== Your task ==
Your task is to copy the material exactly.

== Data shown ==

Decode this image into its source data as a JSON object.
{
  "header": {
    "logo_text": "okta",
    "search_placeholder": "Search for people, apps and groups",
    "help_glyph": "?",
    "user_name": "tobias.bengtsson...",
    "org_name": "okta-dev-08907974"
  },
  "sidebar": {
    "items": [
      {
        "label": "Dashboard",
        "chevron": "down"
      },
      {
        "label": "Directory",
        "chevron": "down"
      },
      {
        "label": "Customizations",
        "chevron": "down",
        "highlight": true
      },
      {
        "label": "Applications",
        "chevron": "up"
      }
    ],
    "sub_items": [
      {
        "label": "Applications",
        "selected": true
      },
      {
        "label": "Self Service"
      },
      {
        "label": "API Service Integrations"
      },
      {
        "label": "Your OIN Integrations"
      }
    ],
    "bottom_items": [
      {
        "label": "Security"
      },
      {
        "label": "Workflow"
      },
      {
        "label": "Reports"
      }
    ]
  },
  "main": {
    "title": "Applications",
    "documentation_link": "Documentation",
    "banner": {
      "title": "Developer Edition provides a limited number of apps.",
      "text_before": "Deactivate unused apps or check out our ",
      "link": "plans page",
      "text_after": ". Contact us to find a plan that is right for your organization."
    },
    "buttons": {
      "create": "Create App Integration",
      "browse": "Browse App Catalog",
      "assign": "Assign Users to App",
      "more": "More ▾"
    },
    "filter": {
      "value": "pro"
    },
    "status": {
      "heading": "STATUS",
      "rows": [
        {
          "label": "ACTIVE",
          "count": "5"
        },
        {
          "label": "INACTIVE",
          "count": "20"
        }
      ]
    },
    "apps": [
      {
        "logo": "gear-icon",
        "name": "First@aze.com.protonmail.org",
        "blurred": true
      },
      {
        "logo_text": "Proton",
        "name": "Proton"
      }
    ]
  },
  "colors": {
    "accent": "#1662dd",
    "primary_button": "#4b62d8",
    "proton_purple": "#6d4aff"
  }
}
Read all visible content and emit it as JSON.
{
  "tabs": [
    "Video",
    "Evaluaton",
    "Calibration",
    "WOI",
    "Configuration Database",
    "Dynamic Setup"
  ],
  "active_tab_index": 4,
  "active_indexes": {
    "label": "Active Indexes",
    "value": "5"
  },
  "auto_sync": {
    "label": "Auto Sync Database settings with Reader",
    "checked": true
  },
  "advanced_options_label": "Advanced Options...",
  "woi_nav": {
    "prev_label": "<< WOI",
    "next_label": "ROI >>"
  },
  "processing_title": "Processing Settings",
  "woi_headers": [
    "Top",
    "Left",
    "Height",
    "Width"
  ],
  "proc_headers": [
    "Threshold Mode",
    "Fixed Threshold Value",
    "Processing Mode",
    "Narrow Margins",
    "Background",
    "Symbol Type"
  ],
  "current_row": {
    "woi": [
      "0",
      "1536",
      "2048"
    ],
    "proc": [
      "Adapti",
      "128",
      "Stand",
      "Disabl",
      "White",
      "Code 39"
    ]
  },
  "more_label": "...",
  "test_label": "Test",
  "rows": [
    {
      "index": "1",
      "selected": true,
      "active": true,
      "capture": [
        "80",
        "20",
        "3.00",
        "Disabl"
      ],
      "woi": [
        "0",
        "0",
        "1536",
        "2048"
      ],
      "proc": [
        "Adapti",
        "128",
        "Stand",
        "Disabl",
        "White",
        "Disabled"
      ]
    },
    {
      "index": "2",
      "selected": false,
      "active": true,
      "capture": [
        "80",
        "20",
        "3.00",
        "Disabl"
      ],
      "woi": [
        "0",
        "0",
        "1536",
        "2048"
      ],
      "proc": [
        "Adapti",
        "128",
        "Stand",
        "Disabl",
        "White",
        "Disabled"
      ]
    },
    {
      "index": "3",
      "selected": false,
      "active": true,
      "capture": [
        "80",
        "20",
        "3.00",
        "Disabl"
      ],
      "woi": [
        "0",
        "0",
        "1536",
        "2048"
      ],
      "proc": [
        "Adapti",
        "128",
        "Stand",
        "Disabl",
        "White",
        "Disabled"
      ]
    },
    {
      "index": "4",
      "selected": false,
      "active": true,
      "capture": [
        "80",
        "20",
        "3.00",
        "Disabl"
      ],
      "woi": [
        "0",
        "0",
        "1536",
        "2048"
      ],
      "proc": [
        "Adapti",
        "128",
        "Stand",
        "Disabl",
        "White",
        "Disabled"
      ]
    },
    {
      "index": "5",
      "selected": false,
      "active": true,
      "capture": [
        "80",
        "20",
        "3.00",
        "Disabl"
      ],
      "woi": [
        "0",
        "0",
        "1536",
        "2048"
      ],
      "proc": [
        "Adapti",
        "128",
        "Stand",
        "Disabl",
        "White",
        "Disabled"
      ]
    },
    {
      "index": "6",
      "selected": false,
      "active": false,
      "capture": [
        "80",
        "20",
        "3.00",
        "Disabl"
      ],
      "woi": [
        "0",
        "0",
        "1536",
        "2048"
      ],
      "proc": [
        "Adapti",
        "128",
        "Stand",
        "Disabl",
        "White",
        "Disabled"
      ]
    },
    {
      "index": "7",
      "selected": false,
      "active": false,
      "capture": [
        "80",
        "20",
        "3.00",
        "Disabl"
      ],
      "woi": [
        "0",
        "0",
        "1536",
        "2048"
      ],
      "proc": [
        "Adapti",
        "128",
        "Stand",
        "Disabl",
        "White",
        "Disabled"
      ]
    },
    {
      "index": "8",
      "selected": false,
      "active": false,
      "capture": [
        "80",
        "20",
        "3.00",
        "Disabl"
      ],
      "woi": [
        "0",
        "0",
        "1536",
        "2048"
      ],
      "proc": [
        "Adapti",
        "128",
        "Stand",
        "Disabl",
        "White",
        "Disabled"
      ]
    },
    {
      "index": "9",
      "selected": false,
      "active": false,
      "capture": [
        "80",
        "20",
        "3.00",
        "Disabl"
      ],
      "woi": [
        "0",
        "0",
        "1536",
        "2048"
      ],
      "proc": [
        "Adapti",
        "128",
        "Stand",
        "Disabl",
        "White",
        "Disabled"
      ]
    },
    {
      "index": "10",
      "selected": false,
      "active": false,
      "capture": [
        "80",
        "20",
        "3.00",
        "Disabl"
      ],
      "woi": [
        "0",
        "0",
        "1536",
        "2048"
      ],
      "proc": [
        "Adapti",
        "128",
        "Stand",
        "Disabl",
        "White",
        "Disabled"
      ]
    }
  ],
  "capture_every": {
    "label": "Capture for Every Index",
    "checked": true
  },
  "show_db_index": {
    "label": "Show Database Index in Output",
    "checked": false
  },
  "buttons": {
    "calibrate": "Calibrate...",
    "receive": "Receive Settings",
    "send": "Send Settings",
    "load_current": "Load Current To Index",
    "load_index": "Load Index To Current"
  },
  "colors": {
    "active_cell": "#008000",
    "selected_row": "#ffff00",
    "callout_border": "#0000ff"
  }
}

== Expected answer ==
Decode this image into its source data as a JSON object.
{
  "header": {
    "logo_text": "okta",
    "search_placeholder": "Search for people, apps and groups",
    "help_glyph": "?",
    "user_name": "tobias.bengtsson...",
    "org_name": "okta-dev-08907974"
  },
  "sidebar": {
    "items": [
      {
        "label": "Dashboard",
        "chevron": "down"
      },
      {
        "label": "Directory",
        "chevron": "down"
      },
      {
        "label": "Customizations",
        "chevron": "down",
        "highlight": true
      },
      {
        "label": "Applications",
        "chevron": "up"
      }
    ],
    "sub_items": [
      {
        "label": "Applications",
        "selected": true
      },
      {
        "label": "Self Service"
      },
      {
        "label": "API Service Integrations"
      },
      {
        "label": "Your OIN Integrations"
      }
    ],
    "bottom_items": [
      {
        "label": "Security"
      },
      {
        "label": "Workflow"
      },
      {
        "label": "Reports"
      }
    ]
  },
  "main": {
    "title": "Applications",
    "documentation_link": "Documentation",
    "banner": {
      "title": "Developer Edition provides a limited number of apps.",
      "text_before": "Deactivate unused apps or check out our ",
      "link": "plans page",
      "text_after": ". Contact us to find a plan that is right for your organization."
    },
    "buttons": {
      "create": "Create App Integration",
      "browse": "Browse App Catalog",
      "assign": "Assign Users to App",
      "more": "More ▾"
    },
    "filter": {
      "value": "pro"
    },
    "status": {
      "heading": "STATUS",
      "rows": [
        {
          "label": "ACTIVE",
          "count": "5"
        },
        {
          "label": "INACTIVE",
          "count": "20"
        }
      ]
    },
    "apps": [
      {
        "logo": "gear-icon",
        "name": "First@aze.com.protonmail.org",
        "blurred": true
      },
      {
        "logo_text": "Proton",
        "name": "Proton"
      }
    ]
  },
  "colors": {
    "accent": "#1662dd",
    "primary_button": "#4b62d8",
    "proton_purple": "#6d4aff"
  }
}
Read all visible content and emit it as JSON.
{
  "tabs": [
    "Video",
    "Evaluaton",
    "Calibration",
    "WOI",
    "Configuration Database",
    "Dynamic Setup"
  ],
  "active_tab_index": 4,
  "active_indexes": {
    "label": "Active Indexes",
    "value": "5"
  },
  "auto_sync": {
    "label": "Auto Sync Database settings with Reader",
    "checked": true
  },
  "advanced_options_label": "Advanced Options...",
  "woi_nav": {
    "prev_label": "<< WOI",
    "next_label": "ROI >>"
  },
  "processing_title": "Processing Settings",
  "woi_headers": [
    "Top",
    "Left",
    "Height",
    "Width"
  ],
  "proc_headers": [
    "Threshold Mode",
    "Fixed Threshold Value",
    "Processing Mode",
    "Narrow Margins",
    "Background",
    "Symbol Type"
  ],
  "current_row": {
    "woi": [
      "0",
      "1536",
      "2048"
    ],
    "proc": [
      "Adapti",
      "128",
      "Stand",
      "Disabl",
      "White",
      "Code 39"
    ]
  },
  "more_label": "...",
  "test_label": "Test",
  "rows": [
    {
      "index": "1",
      "selected": true,
      "active": true,
      "capture": [
        "80",
        "20",
        "3.00",
        "Disabl"
      ],
      "woi": [
        "0",
        "0",
        "1536",
        "2048"
      ],
      "proc": [
        "Adapti",
        "128",
        "Stand",
        "Disabl",
        "White",
        "Disabled"
      ]
    },
    {
      "index": "2",
      "selected": false,
      "active": true,
      "capture": [
        "80",
        "20",
        "3.00",
        "Disabl"
      ],
      "woi": [
        "0",
        "0",
        "1536",
        "2048"
      ],
      "proc": [
        "Adapti",
        "128",
        "Stand",
        "Disabl",
        "White",
        "Disabled"
      ]
    },
    {
      "index": "3",
      "selected": false,
      "active": true,
      "capture": [
        "80",
        "20",
        "3.00",
        "Disabl"
      ],
      "woi": [
        "0",
        "0",
        "1536",
        "2048"
      ],
      "proc": [
        "Adapti",
        "128",
        "Stand",
        "Disabl",
        "White",
        "Disabled"
      ]
    },
    {
      "index": "4",
      "selected": false,
      "active": true,
      "capture": [
        "80",
        "20",
        "3.00",
        "Disabl"
      ],
      "woi": [
        "0",
        "0",
        "1536",
        "2048"
      ],
      "proc": [
        "Adapti",
        "128",
        "Stand",
        "Disabl",
        "White",
        "Disabled"
      ]
    },
    {
      "index": "5",
      "selected": false,
      "active": true,
      "capture": [
        "80",
        "20",
        "3.00",
        "Disabl"
      ],
      "woi": [
        "0",
        "0",
        "1536",
        "2048"
      ],
      "proc": [
        "Adapti",
        "128",
        "Stand",
        "Disabl",
        "White",
        "Disabled"
      ]
    },
    {
      "index": "6",
      "selected": false,
      "active": false,
      "capture": [
        "80",
        "20",
        "3.00",
        "Disabl"
      ],
      "woi": [
        "0",
        "0",
        "1536",
        "2048"
      ],
      "proc": [
        "Adapti",
        "128",
        "Stand",
        "Disabl",
        "White",
        "Disabled"
      ]
    },
    {
      "index": "7",
      "selected": false,
      "active": false,
      "capture": [
        "80",
        "20",
        "3.00",
        "Disabl"
      ],
      "woi": [
        "0",
        "0",
        "1536",
        "2048"
      ],
      "proc": [
        "Adapti",
        "128",
        "Stand",
        "Disabl",
        "White",
        "Disabled"
      ]
    },
    {
      "index": "8",
      "selected": false,
      "active": false,
      "capture": [
        "80",
        "20",
        "3.00",
        "Disabl"
      ],
      "woi": [
        "0",
        "0",
        "1536",
        "2048"
      ],
      "proc": [
        "Adapti",
        "128",
        "Stand",
        "Disabl",
        "White",
        "Disabled"
      ]
    },
    {
      "index": "9",
      "selected": false,
      "active": false,
      "capture": [
        "80",
        "20",
        "3.00",
        "Disabl"
      ],
      "woi": [
        "0",
        "0",
        "1536",
        "2048"
      ],
      "proc": [
        "Adapti",
        "128",
        "Stand",
        "Disabl",
        "White",
        "Disabled"
      ]
    },
    {
      "index": "10",
      "selected": false,
      "active": false,
      "capture": [
        "80",
        "20",
        "3.00",
        "Disabl"
      ],
      "woi": [
        "0",
        "0",
        "1536",
        "2048"
      ],
      "proc": [
        "Adapti",
        "128",
        "Stand",
        "Disabl",
        "White",
        "Disabled"
      ]
    }
  ],
  "capture_every": {
    "label": "Capture for Every Index",
    "checked": true
  },
  "show_db_index": {
    "label": "Show Database Index in Output",
    "checked": false
  },
  "buttons": {
    "calibrate": "Calibrate...",
    "receive": "Receive Settings",
    "send": "Send Settings",
    "load_current": "Load Current To Index",
    "load_index": "Load Index To Current"
  },
  "colors": {
    "active_cell": "#008000",
    "selected_row": "#ffff00",
    "callout_border": "#0000ff"
  }
}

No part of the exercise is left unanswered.